====== Records for this exercise ======

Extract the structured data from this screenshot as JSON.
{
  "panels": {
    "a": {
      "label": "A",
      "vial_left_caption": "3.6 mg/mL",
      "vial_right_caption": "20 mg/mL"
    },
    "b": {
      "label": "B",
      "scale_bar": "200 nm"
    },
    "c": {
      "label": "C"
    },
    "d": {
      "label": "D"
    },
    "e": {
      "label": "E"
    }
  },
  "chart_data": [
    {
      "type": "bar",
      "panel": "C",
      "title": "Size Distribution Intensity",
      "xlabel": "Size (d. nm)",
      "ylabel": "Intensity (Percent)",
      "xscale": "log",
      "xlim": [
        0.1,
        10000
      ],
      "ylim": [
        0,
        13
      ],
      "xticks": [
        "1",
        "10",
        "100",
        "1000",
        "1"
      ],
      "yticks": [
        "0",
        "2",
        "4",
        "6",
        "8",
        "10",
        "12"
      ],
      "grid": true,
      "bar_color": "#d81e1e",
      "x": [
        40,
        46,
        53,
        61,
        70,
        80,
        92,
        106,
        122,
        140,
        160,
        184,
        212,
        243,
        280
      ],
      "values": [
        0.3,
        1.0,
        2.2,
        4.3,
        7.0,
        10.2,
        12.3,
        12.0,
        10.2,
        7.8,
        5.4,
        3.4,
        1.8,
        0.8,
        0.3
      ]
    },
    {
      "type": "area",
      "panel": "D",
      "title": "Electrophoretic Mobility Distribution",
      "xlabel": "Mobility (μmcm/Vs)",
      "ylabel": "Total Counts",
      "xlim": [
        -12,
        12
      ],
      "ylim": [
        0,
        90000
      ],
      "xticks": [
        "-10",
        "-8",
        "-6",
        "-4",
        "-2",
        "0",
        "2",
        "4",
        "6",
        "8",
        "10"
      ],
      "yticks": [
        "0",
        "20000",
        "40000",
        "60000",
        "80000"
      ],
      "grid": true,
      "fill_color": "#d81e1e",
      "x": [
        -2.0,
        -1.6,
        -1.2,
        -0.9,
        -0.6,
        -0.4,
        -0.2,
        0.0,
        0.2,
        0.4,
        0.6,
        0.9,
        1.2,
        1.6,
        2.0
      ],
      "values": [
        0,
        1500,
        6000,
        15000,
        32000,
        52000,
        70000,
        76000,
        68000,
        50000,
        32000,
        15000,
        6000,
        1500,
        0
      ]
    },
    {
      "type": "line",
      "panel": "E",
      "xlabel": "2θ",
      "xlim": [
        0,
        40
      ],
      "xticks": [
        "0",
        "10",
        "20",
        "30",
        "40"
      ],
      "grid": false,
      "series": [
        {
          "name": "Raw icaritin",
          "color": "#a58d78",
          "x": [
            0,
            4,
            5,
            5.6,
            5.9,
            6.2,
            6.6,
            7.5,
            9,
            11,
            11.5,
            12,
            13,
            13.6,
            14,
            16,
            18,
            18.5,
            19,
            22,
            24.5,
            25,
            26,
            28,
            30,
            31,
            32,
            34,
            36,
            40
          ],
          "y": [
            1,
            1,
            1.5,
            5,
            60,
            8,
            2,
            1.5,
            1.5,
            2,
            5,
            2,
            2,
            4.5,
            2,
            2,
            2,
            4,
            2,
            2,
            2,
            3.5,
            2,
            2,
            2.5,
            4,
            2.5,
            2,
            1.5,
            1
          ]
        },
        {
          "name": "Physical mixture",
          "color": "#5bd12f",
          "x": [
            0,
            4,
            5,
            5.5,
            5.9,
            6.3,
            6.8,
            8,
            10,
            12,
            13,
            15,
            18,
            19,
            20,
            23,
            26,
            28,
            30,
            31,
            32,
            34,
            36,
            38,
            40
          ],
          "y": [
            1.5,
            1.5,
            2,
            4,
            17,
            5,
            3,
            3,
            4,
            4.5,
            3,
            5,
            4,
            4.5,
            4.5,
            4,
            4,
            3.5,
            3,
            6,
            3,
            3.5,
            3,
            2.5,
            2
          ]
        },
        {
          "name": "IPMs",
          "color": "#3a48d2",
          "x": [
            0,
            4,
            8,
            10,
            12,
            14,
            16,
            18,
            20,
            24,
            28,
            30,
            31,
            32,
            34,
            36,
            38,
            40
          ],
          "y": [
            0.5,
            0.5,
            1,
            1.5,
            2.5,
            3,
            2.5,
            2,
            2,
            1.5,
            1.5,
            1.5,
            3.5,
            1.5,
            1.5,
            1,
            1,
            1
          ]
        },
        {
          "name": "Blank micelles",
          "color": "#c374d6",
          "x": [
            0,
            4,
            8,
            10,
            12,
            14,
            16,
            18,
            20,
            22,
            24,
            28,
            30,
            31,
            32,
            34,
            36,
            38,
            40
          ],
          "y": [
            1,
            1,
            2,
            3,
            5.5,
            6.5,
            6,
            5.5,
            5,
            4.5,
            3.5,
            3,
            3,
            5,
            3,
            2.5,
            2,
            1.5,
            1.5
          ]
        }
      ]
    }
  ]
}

======

_Aim of the task:_
Your task is to gather every line with the word "Mobility" and copy it.

_Right answer:_
      "title": "Electrophoretic Mobility Distribution",
      "xlabel": "Mobility (μmcm/Vs)",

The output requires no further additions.